Collected data entries

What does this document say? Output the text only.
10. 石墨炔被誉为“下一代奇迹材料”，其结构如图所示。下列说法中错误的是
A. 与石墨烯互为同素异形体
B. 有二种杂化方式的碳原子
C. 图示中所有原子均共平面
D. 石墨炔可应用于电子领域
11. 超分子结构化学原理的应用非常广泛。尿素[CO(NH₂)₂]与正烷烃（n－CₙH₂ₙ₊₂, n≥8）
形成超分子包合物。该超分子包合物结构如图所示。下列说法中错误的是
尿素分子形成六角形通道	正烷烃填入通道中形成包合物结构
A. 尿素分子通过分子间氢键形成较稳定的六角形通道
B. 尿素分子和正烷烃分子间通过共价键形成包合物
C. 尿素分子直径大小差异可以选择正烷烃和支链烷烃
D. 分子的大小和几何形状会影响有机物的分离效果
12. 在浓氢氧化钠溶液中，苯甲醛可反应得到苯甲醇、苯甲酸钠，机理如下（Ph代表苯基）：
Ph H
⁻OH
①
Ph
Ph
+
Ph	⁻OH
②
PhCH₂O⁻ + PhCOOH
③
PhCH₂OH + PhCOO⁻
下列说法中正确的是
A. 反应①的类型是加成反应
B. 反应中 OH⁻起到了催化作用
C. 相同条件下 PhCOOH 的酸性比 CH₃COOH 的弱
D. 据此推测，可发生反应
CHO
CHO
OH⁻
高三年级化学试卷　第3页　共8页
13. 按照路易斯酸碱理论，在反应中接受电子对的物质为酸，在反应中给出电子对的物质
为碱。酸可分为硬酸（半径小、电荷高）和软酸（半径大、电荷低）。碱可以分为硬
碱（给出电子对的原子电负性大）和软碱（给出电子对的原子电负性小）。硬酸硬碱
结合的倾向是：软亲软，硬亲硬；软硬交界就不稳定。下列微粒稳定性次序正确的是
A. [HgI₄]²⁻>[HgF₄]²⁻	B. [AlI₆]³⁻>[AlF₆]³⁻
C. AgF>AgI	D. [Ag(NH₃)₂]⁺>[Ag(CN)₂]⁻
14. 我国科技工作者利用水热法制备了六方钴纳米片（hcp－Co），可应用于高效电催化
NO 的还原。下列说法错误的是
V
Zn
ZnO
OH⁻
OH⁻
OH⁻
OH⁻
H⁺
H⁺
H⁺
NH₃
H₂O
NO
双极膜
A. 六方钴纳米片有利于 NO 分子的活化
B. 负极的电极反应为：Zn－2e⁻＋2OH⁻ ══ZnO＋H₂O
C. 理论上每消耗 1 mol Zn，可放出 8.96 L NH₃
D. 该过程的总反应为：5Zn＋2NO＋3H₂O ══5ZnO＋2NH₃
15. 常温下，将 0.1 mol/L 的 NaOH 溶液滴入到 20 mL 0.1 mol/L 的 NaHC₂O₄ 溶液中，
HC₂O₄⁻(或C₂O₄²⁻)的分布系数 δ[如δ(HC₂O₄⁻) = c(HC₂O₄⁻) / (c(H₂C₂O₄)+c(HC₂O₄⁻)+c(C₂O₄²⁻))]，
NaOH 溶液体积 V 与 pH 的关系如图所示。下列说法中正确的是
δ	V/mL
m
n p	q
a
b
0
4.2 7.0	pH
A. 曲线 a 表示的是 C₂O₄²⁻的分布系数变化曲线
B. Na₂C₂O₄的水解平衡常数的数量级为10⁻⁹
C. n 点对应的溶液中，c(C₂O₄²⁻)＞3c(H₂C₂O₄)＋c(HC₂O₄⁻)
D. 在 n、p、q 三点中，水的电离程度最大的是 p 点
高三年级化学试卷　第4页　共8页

(TASK OBJECTIVE)
Write every record out again, unaltered.

(PROBLEM SOLUTION)
What does this document say? Output the text only.
10. 石墨炔被誉为“下一代奇迹材料”，其结构如图所示。下列说法中错误的是
A. 与石墨烯互为同素异形体
B. 有二种杂化方式的碳原子
C. 图示中所有原子均共平面
D. 石墨炔可应用于电子领域
11. 超分子结构化学原理的应用非常广泛。尿素[CO(NH₂)₂]与正烷烃（n－CₙH₂ₙ₊₂, n≥8）
形成超分子包合物。该超分子包合物结构如图所示。下列说法中错误的是
尿素分子形成六角形通道	正烷烃填入通道中形成包合物结构
A. 尿素分子通过分子间氢键形成较稳定的六角形通道
B. 尿素分子和正烷烃分子间通过共价键形成包合物
C. 尿素分子直径大小差异可以选择正烷烃和支链烷烃
D. 分子的大小和几何形状会影响有机物的分离效果
12. 在浓氢氧化钠溶液中，苯甲醛可反应得到苯甲醇、苯甲酸钠，机理如下（Ph代表苯基）：
Ph H
⁻OH
①
Ph
Ph
+
Ph	⁻OH
②
PhCH₂O⁻ + PhCOOH
③
PhCH₂OH + PhCOO⁻
下列说法中正确的是
A. 反应①的类型是加成反应
B. 反应中 OH⁻起到了催化作用
C. 相同条件下 PhCOOH 的酸性比 CH₃COOH 的弱
D. 据此推测，可发生反应
CHO
CHO
OH⁻
高三年级化学试卷　第3页　共8页
13. 按照路易斯酸碱理论，在反应中接受电子对的物质为酸，在反应中给出电子对的物质
为碱。酸可分为硬酸（半径小、电荷高）和软酸（半径大、电荷低）。碱可以分为硬
碱（给出电子对的原子电负性大）和软碱（给出电子对的原子电负性小）。硬酸硬碱
结合的倾向是：软亲软，硬亲硬；软硬交界就不稳定。下列微粒稳定性次序正确的是
A. [HgI₄]²⁻>[HgF₄]²⁻	B. [AlI₆]³⁻>[AlF₆]³⁻
C. AgF>AgI	D. [Ag(NH₃)₂]⁺>[Ag(CN)₂]⁻
14. 我国科技工作者利用水热法制备了六方钴纳米片（hcp－Co），可应用于高效电催化
NO 的还原。下列说法错误的是
V
Zn
ZnO
OH⁻
OH⁻
OH⁻
OH⁻
H⁺
H⁺
H⁺
NH₃
H₂O
NO
双极膜
A. 六方钴纳米片有利于 NO 分子的活化
B. 负极的电极反应为：Zn－2e⁻＋2OH⁻ ══ZnO＋H₂O
C. 理论上每消耗 1 mol Zn，可放出 8.96 L NH₃
D. 该过程的总反应为：5Zn＋2NO＋3H₂O ══5ZnO＋2NH₃
15. 常温下，将 0.1 mol/L 的 NaOH 溶液滴入到 20 mL 0.1 mol/L 的 NaHC₂O₄ 溶液中，
HC₂O₄⁻(或C₂O₄²⁻)的分布系数 δ[如δ(HC₂O₄⁻) = c(HC₂O₄⁻) / (c(H₂C₂O₄)+c(HC₂O₄⁻)+c(C₂O₄²⁻))]，
NaOH 溶液体积 V 与 pH 的关系如图所示。下列说法中正确的是
δ	V/mL
m
n p	q
a
b
0
4.2 7.0	pH
A. 曲线 a 表示的是 C₂O₄²⁻的分布系数变化曲线
B. Na₂C₂O₄的水解平衡常数的数量级为10⁻⁹
C. n 点对应的溶液中，c(C₂O₄²⁻)＞3c(H₂C₂O₄)＋c(HC₂O₄⁻)
D. 在 n、p、q 三点中，水的电离程度最大的是 p 点
高三年级化学试卷　第4页　共8页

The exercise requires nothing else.